*DATA EXTRACT*
----

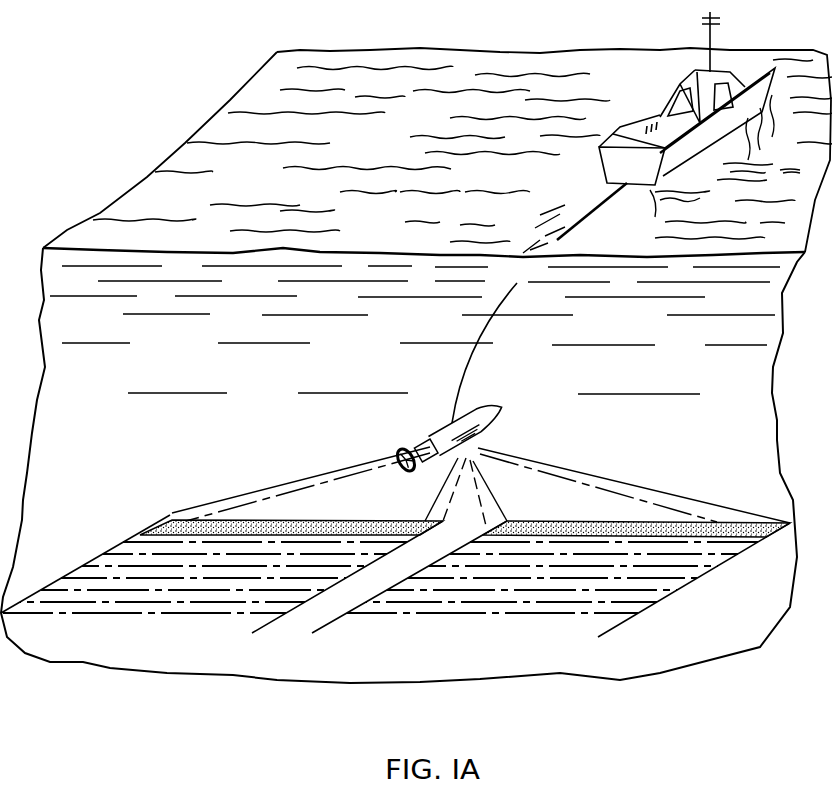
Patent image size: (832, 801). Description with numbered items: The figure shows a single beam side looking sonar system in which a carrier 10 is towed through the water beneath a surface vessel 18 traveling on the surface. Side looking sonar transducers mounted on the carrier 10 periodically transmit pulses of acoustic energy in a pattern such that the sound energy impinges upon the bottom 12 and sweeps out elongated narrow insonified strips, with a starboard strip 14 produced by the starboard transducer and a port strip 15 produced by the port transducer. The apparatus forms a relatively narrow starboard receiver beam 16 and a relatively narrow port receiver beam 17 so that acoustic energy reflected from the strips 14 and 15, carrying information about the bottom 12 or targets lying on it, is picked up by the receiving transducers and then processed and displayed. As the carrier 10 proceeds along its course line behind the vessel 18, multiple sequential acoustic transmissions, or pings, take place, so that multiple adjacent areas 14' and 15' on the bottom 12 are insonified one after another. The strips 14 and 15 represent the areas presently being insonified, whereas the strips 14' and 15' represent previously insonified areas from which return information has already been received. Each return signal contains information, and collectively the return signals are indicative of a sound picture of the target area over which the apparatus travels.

The carrier 10 is at (440, 433).
The bottom 12 is at (285, 664).
The starboard insonified strip 14 is at (636, 516).
The previously insonified starboard areas 14' is at (694, 580).
The port insonified strip 15 is at (291, 514).
The previously insonified port areas 15' is at (85, 564).
The starboard receiver beam 16 is at (663, 497).
The port receiver beam 17 is at (301, 493).
The surface vessel 18 is at (695, 80).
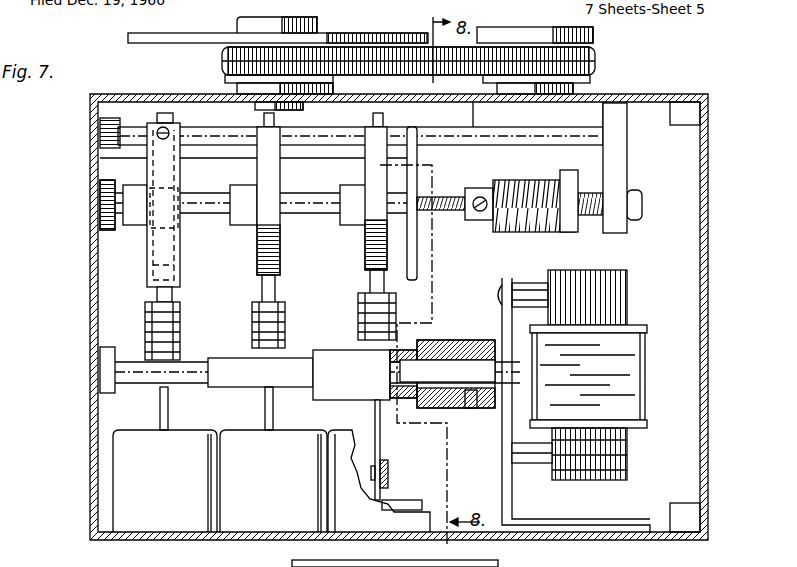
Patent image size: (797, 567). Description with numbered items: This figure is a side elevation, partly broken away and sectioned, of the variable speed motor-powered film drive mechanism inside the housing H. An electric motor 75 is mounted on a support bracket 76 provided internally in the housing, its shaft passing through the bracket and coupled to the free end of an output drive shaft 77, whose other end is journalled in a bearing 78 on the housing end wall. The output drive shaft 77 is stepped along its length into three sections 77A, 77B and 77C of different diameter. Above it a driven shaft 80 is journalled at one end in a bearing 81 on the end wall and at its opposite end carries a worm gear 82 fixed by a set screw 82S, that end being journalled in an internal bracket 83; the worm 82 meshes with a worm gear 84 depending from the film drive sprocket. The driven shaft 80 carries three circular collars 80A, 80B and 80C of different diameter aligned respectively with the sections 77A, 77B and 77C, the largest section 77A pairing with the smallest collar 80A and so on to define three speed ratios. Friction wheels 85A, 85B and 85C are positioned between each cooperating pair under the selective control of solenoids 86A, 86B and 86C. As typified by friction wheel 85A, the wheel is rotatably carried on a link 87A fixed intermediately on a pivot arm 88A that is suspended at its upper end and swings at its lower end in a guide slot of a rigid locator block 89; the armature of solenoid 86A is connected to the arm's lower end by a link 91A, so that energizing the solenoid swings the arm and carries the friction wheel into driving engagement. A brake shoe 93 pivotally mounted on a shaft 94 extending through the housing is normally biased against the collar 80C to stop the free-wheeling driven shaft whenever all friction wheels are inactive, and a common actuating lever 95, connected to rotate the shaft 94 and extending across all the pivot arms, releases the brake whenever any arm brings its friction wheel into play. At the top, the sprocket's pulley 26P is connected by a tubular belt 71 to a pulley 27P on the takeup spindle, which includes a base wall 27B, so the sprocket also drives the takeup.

The housing H is at (708, 300).
The base wall 27B is at (176, 44).
The pulley 27P is at (224, 70).
The pulley 26P is at (592, 79).
The tubular belt 71 is at (595, 62).
The shaft 94 is at (227, 118).
The driven shaft 80 is at (310, 203).
The bearing 81 is at (100, 183).
The brake shoe 93 is at (181, 190).
The circular collar 80C is at (150, 245).
The friction wheel 85C is at (157, 292).
The friction wheel 85B is at (262, 293).
The circular collar 80B is at (257, 245).
The friction wheel 85A is at (372, 290).
The circular collar 80A is at (365, 245).
The link 87A is at (396, 306).
The common actuating lever 95 is at (418, 246).
The worm gear 82 is at (490, 193).
The set screw 82S is at (482, 212).
The worm gear 84 is at (563, 180).
The internal bracket 83 is at (627, 168).
The shaft section 77C is at (142, 378).
The output drive shaft 77 is at (312, 399).
The bearing 78 is at (100, 392).
The shaft section 77B is at (240, 344).
The shaft section 77A is at (342, 355).
The solenoid 86C is at (180, 504).
The solenoid 86B is at (280, 499).
The solenoid 86A is at (372, 513).
The pivot arm 88A is at (375, 413).
The link 91A is at (386, 465).
The locator block 89 is at (408, 498).
The support bracket 76 is at (505, 492).
The electric motor 75 is at (638, 362).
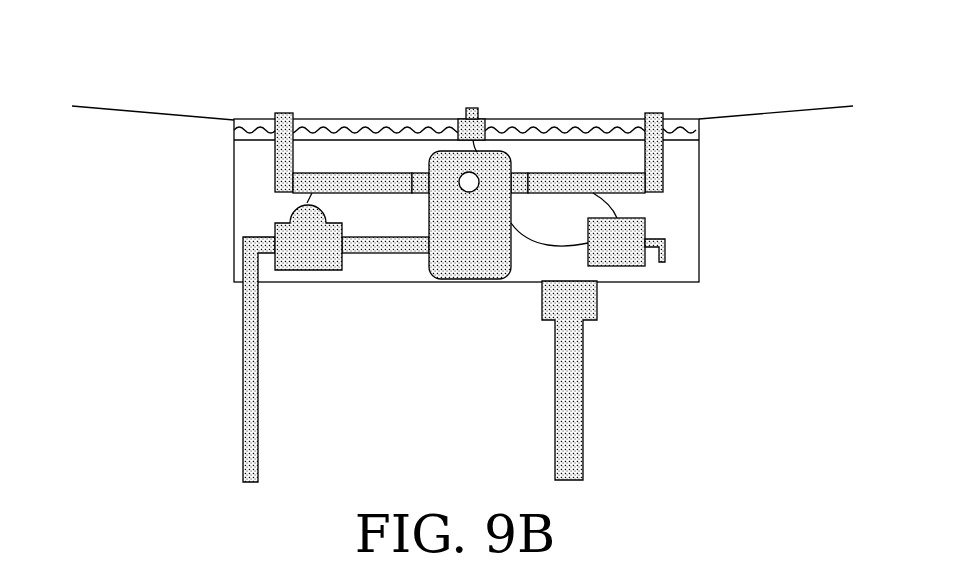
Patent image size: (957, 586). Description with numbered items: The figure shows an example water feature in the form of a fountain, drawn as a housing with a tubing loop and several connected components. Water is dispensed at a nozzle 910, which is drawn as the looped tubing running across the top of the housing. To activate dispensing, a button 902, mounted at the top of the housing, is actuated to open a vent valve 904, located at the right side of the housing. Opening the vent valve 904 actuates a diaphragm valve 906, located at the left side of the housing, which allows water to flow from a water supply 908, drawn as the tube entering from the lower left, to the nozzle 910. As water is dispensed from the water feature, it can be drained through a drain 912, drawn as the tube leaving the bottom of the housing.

The button 902 is at (473, 108).
The vent valve 904 is at (647, 222).
The diaphragm valve 906 is at (290, 213).
The water supply 908 is at (258, 355).
The nozzle 910 is at (293, 117).
The drain 912 is at (555, 392).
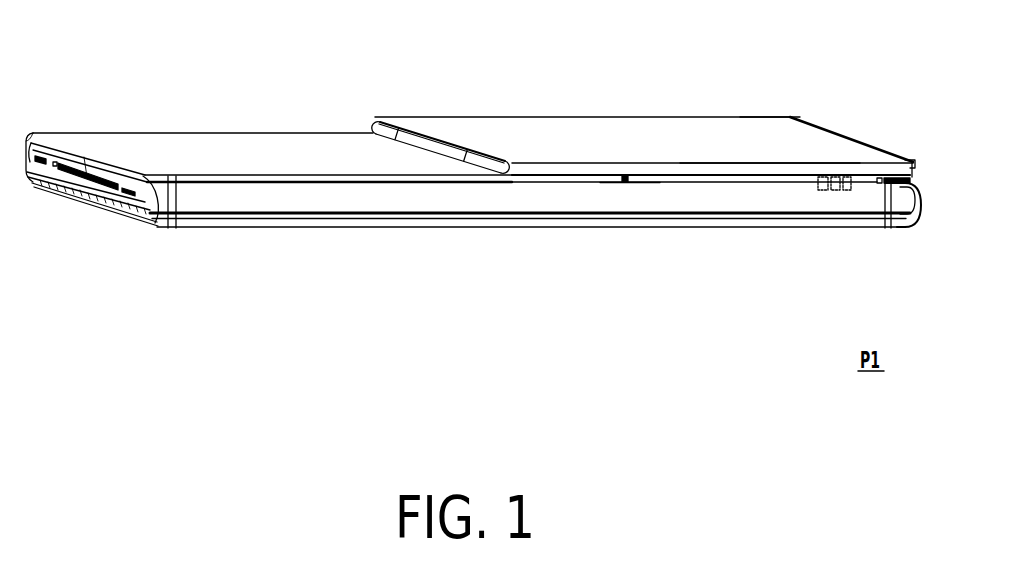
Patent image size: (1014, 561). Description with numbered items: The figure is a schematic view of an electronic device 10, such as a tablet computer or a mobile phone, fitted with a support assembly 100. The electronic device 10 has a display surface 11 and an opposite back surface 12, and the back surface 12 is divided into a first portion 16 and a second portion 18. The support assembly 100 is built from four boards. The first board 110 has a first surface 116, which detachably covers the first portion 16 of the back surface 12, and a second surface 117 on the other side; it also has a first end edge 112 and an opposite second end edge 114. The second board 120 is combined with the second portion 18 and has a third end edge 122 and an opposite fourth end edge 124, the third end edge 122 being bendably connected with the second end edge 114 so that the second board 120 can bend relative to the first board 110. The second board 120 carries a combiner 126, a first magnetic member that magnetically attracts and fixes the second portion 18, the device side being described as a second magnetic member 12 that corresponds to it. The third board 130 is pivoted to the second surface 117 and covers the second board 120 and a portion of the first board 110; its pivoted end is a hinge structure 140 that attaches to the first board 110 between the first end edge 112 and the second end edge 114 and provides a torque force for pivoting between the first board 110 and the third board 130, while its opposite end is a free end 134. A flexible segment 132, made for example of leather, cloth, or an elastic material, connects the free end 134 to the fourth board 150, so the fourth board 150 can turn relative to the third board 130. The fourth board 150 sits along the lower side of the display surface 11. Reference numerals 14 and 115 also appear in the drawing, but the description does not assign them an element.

The support assembly 100 is at (858, 75).
The electronic device 10 is at (160, 199).
The display surface 11 is at (363, 214).
The back surface 12 is at (848, 184).
The flexible display 14 is at (530, 105).
The first portion 16 is at (232, 182).
The second portion 18 is at (787, 178).
The first board 110 is at (199, 198).
The first end edge 112 is at (38, 132).
The second end edge 114 is at (618, 177).
The connecting portion 115 is at (628, 186).
The first surface 116 is at (200, 187).
The second surface 117 is at (107, 139).
The second board 120 is at (685, 178).
The third end edge 122 is at (633, 178).
The fourth end edge 124 is at (911, 162).
The combiner 126 is at (835, 177).
The third board 130 is at (770, 125).
The flexible segment 132 is at (926, 197).
The free end 134 is at (912, 172).
The hinge structure 140 is at (376, 125).
The fourth board 150 is at (813, 228).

----

*SHORT PROBLEM*
Reproduce all of the material above word for word, omitting the pictures.

*OUTPUT*
Patent image size: (832, 801). Description with numbered items: The figure shows a single beam side looking sonar system in which a carrier 10 is towed through the water beneath a surface vessel 18 traveling on the surface. Side looking sonar transducers mounted on the carrier 10 periodically transmit pulses of acoustic energy in a pattern such that the sound energy impinges upon the bottom 12 and sweeps out elongated narrow insonified strips, with a starboard strip 14 produced by the starboard transducer and a port strip 15 produced by the port transducer. The apparatus forms a relatively narrow starboard receiver beam 16 and a relatively narrow port receiver beam 17 so that acoustic energy reflected from the strips 14 and 15, carrying information about the bottom 12 or targets lying on it, is picked up by the receiving transducers and then processed and displayed. As the carrier 10 proceeds along its course line behind the vessel 18, multiple sequential acoustic transmissions, or pings, take place, so that multiple adjacent areas 14' and 15' on the bottom 12 are insonified one after another. The strips 14 and 15 represent the areas presently being insonified, whereas the strips 14' and 15' represent previously insonified areas from which return information has already been received. Each return signal contains information, and collectively the return signals are indicative of a sound picture of the target area over which the apparatus travels.

The carrier 10 is at (440, 433).
The bottom 12 is at (285, 664).
The starboard insonified strip 14 is at (636, 516).
The previously insonified starboard areas 14' is at (694, 580).
The port insonified strip 15 is at (291, 514).
The previously insonified port areas 15' is at (85, 564).
The starboard receiver beam 16 is at (663, 497).
The port receiver beam 17 is at (301, 493).
The surface vessel 18 is at (695, 80).
Patent image size: (797, 567). Description with numbered items: This figure is a side elevation, partly broken away and sectioned, of the variable speed motor-powered film drive mechanism inside the housing H. An electric motor 75 is mounted on a support bracket 76 provided internally in the housing, its shaft passing through the bracket and coupled to the free end of an output drive shaft 77, whose other end is journalled in a bearing 78 on the housing end wall. The output drive shaft 77 is stepped along its length into three sections 77A, 77B and 77C of different diameter. Above it a driven shaft 80 is journalled at one end in a bearing 81 on the end wall and at its opposite end carries a worm gear 82 fixed by a set screw 82S, that end being journalled in an internal bracket 83; the worm 82 meshes with a worm gear 84 depending from the film drive sprocket. The driven shaft 80 carries three circular collars 80A, 80B and 80C of different diameter aligned respectively with the sections 77A, 77B and 77C, the largest section 77A pairing with the smallest collar 80A and so on to define three speed ratios. Friction wheels 85A, 85B and 85C are positioned between each cooperating pair under the selective control of solenoids 86A, 86B and 86C. As typified by friction wheel 85A, the wheel is rotatably carried on a link 87A fixed intermediately on a pivot arm 88A that is suspended at its upper end and swings at its lower end in a guide slot of a rigid locator block 89; the armature of solenoid 86A is connected to the arm's lower end by a link 91A, so that energizing the solenoid swings the arm and carries the friction wheel into driving engagement. A brake shoe 93 pivotally mounted on a shaft 94 extending through the housing is normally biased against the collar 80C to stop the free-wheeling driven shaft whenever all friction wheels are inactive, and a common actuating lever 95, connected to rotate the shaft 94 and extending across all the pivot arms, releases the brake whenever any arm brings its friction wheel into play. At the top, the sprocket's pulley 26P is connected by a tubular belt 71 to a pulley 27P on the takeup spindle, which includes a base wall 27B, so the sprocket also drives the takeup.

The housing H is at (708, 300).
The base wall 27B is at (176, 44).
The pulley 27P is at (224, 70).
The pulley 26P is at (592, 79).
The tubular belt 71 is at (595, 62).
The shaft 94 is at (227, 118).
The driven shaft 80 is at (310, 203).
The bearing 81 is at (100, 183).
The brake shoe 93 is at (181, 190).
The circular collar 80C is at (150, 245).
The friction wheel 85C is at (157, 292).
The friction wheel 85B is at (262, 293).
The circular collar 80B is at (257, 245).
The friction wheel 85A is at (372, 290).
The circular collar 80A is at (365, 245).
The link 87A is at (396, 306).
The common actuating lever 95 is at (418, 246).
The worm gear 82 is at (490, 193).
The set screw 82S is at (482, 212).
The worm gear 84 is at (563, 180).
The internal bracket 83 is at (627, 168).
The shaft section 77C is at (142, 378).
The output drive shaft 77 is at (312, 399).
The bearing 78 is at (100, 392).
The shaft section 77B is at (240, 344).
The shaft section 77A is at (342, 355).
The solenoid 86C is at (180, 504).
The solenoid 86B is at (280, 499).
The solenoid 86A is at (372, 513).
The pivot arm 88A is at (375, 413).
The link 91A is at (386, 465).
The locator block 89 is at (408, 498).
The support bracket 76 is at (505, 492).
The electric motor 75 is at (638, 362).
Patent image size: (957, 586). Description with numbered items: The figure shows an example water feature in the form of a fountain, drawn as a housing with a tubing loop and several connected components. Water is dispensed at a nozzle 910, which is drawn as the looped tubing running across the top of the housing. To activate dispensing, a button 902, mounted at the top of the housing, is actuated to open a vent valve 904, located at the right side of the housing. Opening the vent valve 904 actuates a diaphragm valve 906, located at the left side of the housing, which allows water to flow from a water supply 908, drawn as the tube entering from the lower left, to the nozzle 910. As water is dispensed from the water feature, it can be drained through a drain 912, drawn as the tube leaving the bottom of the housing.

The button 902 is at (473, 108).
The vent valve 904 is at (647, 222).
The diaphragm valve 906 is at (290, 213).
The water supply 908 is at (258, 355).
The nozzle 910 is at (293, 117).
The drain 912 is at (555, 392).
Patent image size: (1014, 561). Description with numbered items: The figure is a schematic view of an electronic device 10, such as a tablet computer or a mobile phone, fitted with a support assembly 100. The electronic device 10 has a display surface 11 and an opposite back surface 12, and the back surface 12 is divided into a first portion 16 and a second portion 18. The support assembly 100 is built from four boards. The first board 110 has a first surface 116, which detachably covers the first portion 16 of the back surface 12, and a second surface 117 on the other side; it also has a first end edge 112 and an opposite second end edge 114. The second board 120 is combined with the second portion 18 and has a third end edge 122 and an opposite fourth end edge 124, the third end edge 122 being bendably connected with the second end edge 114 so that the second board 120 can bend relative to the first board 110. The second board 120 carries a combiner 126, a first magnetic member that magnetically attracts and fixes the second portion 18, the device side being described as a second magnetic member 12 that corresponds to it. The third board 130 is pivoted to the second surface 117 and covers the second board 120 and a portion of the first board 110; its pivoted end is a hinge structure 140 that attaches to the first board 110 between the first end edge 112 and the second end edge 114 and provides a torque force for pivoting between the first board 110 and the third board 130, while its opposite end is a free end 134. A flexible segment 132, made for example of leather, cloth, or an elastic material, connects the free end 134 to the fourth board 150, so the fourth board 150 can turn relative to the third board 130. The fourth board 150 sits along the lower side of the display surface 11. Reference numerals 14 and 115 also appear in the drawing, but the description does not assign them an element.

The support assembly 100 is at (858, 75).
The electronic device 10 is at (160, 199).
The display surface 11 is at (363, 214).
The back surface 12 is at (848, 184).
The flexible display 14 is at (530, 105).
The first portion 16 is at (232, 182).
The second portion 18 is at (787, 178).
The first board 110 is at (199, 198).
The first end edge 112 is at (38, 132).
The second end edge 114 is at (618, 177).
The connecting portion 115 is at (628, 186).
The first surface 116 is at (200, 187).
The second surface 117 is at (107, 139).
The second board 120 is at (685, 178).
The third end edge 122 is at (633, 178).
The fourth end edge 124 is at (911, 162).
The combiner 126 is at (835, 177).
The third board 130 is at (770, 125).
The flexible segment 132 is at (926, 197).
The free end 134 is at (912, 172).
The hinge structure 140 is at (376, 125).
The fourth board 150 is at (813, 228).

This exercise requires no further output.